### SOURCE MATERIAL
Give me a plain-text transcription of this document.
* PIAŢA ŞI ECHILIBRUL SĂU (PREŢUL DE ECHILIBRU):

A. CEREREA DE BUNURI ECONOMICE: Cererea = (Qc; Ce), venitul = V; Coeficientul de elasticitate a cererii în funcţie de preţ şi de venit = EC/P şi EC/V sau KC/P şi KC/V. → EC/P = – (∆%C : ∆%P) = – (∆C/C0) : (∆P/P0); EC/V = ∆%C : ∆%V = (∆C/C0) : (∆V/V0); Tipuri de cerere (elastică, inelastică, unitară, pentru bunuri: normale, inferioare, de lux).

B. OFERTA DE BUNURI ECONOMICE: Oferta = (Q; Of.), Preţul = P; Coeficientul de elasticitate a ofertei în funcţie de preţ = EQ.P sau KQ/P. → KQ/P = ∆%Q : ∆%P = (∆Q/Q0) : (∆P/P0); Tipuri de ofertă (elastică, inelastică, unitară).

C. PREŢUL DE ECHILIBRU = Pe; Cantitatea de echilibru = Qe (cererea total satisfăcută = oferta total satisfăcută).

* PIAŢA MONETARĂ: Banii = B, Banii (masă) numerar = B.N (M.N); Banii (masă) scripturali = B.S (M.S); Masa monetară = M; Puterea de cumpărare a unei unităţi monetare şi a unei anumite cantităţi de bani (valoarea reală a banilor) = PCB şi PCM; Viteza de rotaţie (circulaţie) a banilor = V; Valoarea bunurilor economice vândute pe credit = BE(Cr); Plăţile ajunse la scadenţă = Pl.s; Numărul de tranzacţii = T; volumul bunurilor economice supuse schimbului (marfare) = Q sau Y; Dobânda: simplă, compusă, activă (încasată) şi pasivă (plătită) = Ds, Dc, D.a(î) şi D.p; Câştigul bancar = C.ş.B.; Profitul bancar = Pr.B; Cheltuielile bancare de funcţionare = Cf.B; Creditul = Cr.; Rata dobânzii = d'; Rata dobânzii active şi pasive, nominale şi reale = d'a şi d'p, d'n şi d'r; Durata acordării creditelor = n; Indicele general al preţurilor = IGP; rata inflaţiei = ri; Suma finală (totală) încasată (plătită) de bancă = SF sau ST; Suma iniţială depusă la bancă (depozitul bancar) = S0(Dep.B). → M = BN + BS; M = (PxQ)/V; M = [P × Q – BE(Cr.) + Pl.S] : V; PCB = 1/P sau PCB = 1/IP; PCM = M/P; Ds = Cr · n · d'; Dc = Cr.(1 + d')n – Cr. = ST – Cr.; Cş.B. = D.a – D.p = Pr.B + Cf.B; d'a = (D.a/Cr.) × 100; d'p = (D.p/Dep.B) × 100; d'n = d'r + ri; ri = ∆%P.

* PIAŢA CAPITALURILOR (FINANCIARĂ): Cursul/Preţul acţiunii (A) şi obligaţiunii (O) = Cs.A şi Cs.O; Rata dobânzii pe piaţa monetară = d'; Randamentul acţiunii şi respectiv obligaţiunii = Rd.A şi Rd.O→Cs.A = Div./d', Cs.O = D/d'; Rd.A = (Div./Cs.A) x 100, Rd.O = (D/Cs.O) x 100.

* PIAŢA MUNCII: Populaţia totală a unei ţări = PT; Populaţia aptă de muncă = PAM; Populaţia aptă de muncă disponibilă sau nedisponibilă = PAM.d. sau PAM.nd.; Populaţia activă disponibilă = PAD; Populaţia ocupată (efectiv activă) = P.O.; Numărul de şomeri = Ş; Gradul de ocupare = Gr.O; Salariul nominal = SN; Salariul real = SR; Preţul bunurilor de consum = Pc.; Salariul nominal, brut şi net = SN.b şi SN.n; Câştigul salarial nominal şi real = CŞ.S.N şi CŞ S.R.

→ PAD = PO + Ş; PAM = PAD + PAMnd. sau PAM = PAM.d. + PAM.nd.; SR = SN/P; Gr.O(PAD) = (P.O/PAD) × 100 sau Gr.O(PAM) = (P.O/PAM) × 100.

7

...

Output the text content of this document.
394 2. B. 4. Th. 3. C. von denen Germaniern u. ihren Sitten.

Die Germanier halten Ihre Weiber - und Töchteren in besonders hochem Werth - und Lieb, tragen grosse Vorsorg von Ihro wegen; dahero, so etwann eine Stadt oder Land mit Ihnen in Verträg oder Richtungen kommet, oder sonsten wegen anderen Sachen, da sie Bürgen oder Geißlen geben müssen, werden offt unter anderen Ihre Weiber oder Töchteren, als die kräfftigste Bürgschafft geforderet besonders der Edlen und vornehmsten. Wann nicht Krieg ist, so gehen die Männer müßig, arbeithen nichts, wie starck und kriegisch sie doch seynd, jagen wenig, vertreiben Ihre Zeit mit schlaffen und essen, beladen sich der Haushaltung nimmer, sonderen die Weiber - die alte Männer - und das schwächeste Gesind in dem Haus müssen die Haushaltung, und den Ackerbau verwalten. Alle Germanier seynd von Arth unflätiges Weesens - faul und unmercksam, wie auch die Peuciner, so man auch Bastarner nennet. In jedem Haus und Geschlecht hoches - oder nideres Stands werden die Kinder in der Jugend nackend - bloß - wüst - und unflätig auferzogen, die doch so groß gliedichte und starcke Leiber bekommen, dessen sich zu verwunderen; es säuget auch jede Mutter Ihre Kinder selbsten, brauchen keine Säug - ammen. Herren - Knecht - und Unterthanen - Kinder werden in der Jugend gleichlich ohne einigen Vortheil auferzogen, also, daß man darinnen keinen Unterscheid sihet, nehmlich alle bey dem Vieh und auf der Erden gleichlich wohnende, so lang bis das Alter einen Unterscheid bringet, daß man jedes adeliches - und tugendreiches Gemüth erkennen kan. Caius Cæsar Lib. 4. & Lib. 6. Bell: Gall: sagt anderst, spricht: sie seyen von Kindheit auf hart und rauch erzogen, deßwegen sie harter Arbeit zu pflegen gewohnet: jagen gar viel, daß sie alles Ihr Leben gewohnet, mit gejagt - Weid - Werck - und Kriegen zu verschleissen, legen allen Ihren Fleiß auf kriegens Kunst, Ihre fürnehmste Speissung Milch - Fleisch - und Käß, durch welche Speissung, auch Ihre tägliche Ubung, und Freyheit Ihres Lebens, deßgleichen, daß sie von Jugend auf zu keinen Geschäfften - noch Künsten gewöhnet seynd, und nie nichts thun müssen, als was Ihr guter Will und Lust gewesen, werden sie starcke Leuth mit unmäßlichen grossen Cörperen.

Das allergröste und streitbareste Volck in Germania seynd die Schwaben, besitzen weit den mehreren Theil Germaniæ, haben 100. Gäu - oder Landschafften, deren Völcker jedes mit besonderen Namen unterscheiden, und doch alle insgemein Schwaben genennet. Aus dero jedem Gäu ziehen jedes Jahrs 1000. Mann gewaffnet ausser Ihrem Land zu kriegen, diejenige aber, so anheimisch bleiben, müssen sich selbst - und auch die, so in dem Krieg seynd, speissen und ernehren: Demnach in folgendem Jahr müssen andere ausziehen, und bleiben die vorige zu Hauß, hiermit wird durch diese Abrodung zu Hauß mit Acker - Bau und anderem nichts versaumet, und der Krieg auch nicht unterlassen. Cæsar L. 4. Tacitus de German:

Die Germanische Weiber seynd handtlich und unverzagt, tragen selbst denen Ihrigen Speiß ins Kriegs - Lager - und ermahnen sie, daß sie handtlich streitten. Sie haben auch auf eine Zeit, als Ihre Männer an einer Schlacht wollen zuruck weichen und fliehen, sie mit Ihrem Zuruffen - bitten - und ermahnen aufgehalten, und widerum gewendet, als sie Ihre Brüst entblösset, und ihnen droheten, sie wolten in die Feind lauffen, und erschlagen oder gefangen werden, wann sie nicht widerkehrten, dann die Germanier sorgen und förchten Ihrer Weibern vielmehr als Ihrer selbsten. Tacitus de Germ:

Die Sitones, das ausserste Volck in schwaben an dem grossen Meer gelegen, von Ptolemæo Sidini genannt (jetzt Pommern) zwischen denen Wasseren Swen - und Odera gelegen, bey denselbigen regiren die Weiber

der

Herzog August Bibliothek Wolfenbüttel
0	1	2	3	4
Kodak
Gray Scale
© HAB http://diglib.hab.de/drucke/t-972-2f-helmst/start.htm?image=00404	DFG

* * *

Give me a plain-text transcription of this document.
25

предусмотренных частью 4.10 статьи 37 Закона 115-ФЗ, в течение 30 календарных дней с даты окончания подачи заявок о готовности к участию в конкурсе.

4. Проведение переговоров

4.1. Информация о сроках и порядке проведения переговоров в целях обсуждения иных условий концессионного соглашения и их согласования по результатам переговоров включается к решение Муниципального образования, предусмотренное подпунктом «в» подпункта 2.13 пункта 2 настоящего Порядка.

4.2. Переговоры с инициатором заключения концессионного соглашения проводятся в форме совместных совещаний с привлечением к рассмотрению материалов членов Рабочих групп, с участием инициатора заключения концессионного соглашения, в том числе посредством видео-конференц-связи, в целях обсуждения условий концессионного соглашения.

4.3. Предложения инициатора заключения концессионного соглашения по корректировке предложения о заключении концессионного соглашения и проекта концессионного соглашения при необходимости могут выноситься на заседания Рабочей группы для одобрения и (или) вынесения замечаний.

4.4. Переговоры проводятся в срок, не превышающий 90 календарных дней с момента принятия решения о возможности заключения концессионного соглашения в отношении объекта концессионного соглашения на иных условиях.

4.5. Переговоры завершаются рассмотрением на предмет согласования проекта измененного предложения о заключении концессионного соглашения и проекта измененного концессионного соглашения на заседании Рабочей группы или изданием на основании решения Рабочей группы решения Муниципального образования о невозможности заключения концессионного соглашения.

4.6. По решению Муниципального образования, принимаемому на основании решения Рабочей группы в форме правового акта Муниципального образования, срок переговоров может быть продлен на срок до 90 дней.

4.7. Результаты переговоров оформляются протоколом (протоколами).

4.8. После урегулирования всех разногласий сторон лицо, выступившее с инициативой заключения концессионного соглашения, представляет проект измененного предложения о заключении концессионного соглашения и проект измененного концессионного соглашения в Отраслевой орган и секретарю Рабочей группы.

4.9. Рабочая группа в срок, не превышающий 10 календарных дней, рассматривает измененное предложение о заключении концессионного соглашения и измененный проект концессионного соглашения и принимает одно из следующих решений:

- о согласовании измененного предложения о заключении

### GIVEN INSTRUCTION
Your task is to gather every line with the word "ECHILIBRU" and copy it.

### RESPONSE
* PIAŢA ŞI ECHILIBRUL SĂU (PREŢUL DE ECHILIBRU):
C. PREŢUL DE ECHILIBRU = Pe; Cantitatea de echilibru = Qe (cererea total satisfăcută = oferta total satisfăcută).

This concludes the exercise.